■ TRECHO APRESENTADO:
Na
abertura oficial do curso a secretária nacional de juventude, Severine Macedo,
expressou o desejo de que essa experiência se transforme em políticas públicas
e possa agregar a outras ações já existentes para a formação e capacitação da
juventude rural. “Temos hoje, 8 milhões de jovens no espaço rural e queremos
que o jovem saia de lá somente se for o seu desejo, e não pela falta de
condições e qualidade de vida. Queremos colocar a agenda da juventude rural com
mais força na agenda nacional de políticas públicas para a juventude
brasileira”, compartilhou a secretária.
Para a
jovem Maria Helena, 25 anos, da comunidade quilombola Kalunga, o curso reafirma
aos jovens a necessidade de políticas públicas para o segmento. “Para termos
melhoria de vida não precisamos sair das nossas comunidades, basta que as
políticas públicas cheguem até nós. Existem problemas gritantes, como a falta
de infraestrutura, educação e renda, o que acaba nos tirando de lá, da nossa
raiz, da nossa cultura, da nossa identidade. A partir do momento que saímos dos
nossos espaços, acabamos cortando as nossas raízes. Queremos e precisamos do
fortalecimento dos programas de saúde e educação. Precisamos também de
assistência técnica, apoio às rádios comunitárias locais, saneamento básico e
apoio ao esporte”, disse a jovem quilombola.

■ INFORMAÇÕES:
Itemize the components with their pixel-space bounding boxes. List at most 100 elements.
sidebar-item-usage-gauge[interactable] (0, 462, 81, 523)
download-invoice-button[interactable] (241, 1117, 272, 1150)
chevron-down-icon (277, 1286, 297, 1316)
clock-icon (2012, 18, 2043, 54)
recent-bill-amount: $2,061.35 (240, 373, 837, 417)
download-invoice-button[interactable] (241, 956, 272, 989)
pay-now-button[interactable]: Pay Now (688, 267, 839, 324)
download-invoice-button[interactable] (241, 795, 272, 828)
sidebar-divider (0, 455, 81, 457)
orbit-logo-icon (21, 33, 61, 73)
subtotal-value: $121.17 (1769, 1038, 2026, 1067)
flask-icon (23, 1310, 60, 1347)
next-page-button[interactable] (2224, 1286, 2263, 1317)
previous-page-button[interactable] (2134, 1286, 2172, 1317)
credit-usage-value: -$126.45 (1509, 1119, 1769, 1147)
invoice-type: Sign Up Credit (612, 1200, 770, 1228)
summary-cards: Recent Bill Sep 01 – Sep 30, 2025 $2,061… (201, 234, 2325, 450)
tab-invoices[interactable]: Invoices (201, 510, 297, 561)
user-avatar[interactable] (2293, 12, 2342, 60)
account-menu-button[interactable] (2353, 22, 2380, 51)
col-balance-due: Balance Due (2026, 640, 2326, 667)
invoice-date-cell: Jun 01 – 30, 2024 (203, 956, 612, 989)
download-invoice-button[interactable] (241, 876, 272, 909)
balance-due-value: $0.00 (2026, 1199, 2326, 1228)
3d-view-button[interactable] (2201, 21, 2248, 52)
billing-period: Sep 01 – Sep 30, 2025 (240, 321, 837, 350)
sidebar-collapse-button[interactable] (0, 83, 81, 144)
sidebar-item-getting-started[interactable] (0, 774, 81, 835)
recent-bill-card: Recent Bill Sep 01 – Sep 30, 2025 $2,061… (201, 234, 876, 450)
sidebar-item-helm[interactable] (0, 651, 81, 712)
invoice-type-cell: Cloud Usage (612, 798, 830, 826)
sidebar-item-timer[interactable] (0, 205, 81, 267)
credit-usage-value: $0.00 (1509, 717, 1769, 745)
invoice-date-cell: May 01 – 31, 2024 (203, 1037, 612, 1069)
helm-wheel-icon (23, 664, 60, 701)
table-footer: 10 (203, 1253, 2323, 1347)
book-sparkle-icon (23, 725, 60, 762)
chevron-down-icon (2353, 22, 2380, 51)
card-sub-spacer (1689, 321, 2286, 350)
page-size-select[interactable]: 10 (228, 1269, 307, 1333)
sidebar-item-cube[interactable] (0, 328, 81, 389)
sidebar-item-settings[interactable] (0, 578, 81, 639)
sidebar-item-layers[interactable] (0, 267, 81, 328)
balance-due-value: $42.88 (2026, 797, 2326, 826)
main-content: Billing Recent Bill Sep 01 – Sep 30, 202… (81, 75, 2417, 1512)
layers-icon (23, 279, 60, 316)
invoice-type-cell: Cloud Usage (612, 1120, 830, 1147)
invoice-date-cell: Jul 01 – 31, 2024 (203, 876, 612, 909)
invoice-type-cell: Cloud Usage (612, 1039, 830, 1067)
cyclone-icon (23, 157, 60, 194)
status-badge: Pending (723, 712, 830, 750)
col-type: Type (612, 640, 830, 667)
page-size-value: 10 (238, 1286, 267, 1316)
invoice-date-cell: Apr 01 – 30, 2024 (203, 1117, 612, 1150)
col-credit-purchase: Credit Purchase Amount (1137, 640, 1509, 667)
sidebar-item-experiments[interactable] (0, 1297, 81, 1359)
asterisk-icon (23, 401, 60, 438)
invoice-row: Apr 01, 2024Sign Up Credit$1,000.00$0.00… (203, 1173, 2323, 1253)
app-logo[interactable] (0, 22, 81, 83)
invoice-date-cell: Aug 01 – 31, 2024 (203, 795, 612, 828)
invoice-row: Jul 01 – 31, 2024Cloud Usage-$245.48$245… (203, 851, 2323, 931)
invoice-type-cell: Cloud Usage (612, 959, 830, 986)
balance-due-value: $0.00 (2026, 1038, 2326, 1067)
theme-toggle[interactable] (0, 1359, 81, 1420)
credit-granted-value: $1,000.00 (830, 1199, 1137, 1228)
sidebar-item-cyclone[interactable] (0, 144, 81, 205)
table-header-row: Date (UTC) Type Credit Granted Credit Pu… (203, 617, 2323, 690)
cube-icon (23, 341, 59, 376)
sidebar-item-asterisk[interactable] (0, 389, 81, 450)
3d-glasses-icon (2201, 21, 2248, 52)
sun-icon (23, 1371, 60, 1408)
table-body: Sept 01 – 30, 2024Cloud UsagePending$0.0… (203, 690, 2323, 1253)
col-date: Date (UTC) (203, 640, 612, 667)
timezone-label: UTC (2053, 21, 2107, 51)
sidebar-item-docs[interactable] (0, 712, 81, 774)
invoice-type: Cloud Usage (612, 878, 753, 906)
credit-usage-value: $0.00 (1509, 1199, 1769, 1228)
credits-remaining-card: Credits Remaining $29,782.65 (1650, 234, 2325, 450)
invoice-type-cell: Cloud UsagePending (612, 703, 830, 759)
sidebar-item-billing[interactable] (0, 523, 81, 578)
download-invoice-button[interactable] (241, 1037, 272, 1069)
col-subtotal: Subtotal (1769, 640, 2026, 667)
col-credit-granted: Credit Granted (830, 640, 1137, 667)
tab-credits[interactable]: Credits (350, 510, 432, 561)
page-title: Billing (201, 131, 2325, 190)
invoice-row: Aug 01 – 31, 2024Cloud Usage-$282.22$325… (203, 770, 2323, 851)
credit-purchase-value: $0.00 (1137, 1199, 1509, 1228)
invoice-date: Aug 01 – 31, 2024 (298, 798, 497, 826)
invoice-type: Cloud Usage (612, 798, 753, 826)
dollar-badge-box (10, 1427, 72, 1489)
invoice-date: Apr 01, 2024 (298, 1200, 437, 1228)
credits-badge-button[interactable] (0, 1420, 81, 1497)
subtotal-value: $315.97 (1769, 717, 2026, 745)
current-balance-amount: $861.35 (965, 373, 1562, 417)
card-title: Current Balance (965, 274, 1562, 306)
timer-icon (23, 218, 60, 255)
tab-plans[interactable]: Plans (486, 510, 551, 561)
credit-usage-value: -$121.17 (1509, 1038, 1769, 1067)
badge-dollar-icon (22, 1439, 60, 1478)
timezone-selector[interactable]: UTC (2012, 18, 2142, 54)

■ ATIVIDADE 1:
Resuma em duas frases o trecho sobre o curso para a juventude rural.
■ ATIVIDADE 2:
Retome o trecho sobre o curso para a juventude rural a partir da última frase e escreva mais um parágrafo.
Os registros não são necessários para fazer as atividades.

■ ESPAÇO DE RESPOSTA 1:
Na abertura oficial do curso, a secretária nacional de juventude, Severine Macedo, desejou que a experiência se transforme em políticas públicas e disse que o jovem deve sair do espaço rural somente se quiser, e não por falta de condições e qualidade de vida. Maria Helena, jovem da comunidade quilombola Kalunga, afirmou que, para ter melhoria de vida, basta que as políticas públicas cheguem às comunidades, e pediu o fortalecimento da saúde e da educação, além de assistência técnica, apoio às rádios comunitárias, saneamento básico e apoio ao esporte.

■ ESPAÇO DE RESPOSTA 2:
A
professora Mônica Molina, coordenadora do Curso, acredita que para se construir
a Política Nacional de Juventude Rural tem que se trabalhar pensando na
formação agroecológica desse segmento. “Para que esses jovens permaneçam no campo
não basta apenas a formação, mas o acesso a mecanismos e informações capazes de
gerar renda de forma sustentável. É importante que os jovens tenham acesso a
novas tecnologias. É importante criar espaços para que os jovens do
campo tenham não apenas acesso à cultura, mas onde possam ser produtores
de cultura”, afirma a coordenadora do curso.